**WORK TO BE COMPLETED:**
Pick out every line holding the string "Perturbation" and copy it.

[Extracts from a graphics dataset]
++++++++++++++++++++

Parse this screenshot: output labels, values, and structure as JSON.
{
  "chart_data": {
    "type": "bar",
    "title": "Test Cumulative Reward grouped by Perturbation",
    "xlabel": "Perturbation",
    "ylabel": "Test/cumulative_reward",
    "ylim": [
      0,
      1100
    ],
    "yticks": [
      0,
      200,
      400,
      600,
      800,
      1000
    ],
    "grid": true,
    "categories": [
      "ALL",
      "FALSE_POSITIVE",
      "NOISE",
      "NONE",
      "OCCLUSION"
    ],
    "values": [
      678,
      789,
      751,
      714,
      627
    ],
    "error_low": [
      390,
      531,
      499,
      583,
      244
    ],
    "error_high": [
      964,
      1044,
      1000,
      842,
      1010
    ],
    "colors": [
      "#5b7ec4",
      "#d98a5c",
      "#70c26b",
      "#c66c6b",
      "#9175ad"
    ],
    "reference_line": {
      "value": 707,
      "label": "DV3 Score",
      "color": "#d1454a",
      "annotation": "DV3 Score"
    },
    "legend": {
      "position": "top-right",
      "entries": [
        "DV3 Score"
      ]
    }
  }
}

++++++++++++++++++++

**EXERCISE SOLUTION:**
    "title": "Test Cumulative Reward grouped by Perturbation",
    "xlabel": "Perturbation",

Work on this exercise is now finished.